* Data for this task
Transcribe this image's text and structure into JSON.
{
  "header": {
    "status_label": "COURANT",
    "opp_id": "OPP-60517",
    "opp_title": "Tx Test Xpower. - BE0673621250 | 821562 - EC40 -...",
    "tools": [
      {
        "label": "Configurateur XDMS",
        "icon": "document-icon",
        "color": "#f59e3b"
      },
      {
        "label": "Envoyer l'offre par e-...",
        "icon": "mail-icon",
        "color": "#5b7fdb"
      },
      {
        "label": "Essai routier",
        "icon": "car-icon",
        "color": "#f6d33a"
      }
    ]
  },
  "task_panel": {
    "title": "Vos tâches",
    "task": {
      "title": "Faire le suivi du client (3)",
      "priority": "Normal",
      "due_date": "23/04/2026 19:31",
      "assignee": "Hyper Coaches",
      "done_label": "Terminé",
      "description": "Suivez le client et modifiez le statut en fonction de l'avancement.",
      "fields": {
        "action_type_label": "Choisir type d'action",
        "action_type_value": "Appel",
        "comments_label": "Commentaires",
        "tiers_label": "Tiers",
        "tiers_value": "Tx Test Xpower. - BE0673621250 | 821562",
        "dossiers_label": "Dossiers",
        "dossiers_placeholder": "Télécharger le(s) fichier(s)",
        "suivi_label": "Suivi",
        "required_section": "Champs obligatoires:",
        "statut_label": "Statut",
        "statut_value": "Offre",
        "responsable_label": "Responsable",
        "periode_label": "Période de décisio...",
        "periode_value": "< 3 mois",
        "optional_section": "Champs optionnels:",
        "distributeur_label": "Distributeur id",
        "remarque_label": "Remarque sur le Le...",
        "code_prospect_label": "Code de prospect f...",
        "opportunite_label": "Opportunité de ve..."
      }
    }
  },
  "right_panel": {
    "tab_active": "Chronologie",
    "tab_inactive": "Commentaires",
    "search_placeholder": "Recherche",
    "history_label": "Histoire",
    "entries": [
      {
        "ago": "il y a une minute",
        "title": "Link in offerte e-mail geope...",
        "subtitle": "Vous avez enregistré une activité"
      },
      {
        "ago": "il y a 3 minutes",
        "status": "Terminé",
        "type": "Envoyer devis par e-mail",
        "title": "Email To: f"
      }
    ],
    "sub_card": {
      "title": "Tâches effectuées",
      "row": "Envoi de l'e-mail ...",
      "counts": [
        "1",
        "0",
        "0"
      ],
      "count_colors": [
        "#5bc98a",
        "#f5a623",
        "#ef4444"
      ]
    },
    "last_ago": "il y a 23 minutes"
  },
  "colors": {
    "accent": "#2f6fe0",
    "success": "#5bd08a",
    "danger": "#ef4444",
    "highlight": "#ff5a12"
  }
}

* Exercise task
Filter the records above and return every line that holds the word "Xpower".

* Solution for this exercise
    "opp_title": "Tx Test Xpower. - BE0673621250 | 821562 - EC40 -...",
        "tiers_value": "Tx Test Xpower. - BE0673621250 | 821562",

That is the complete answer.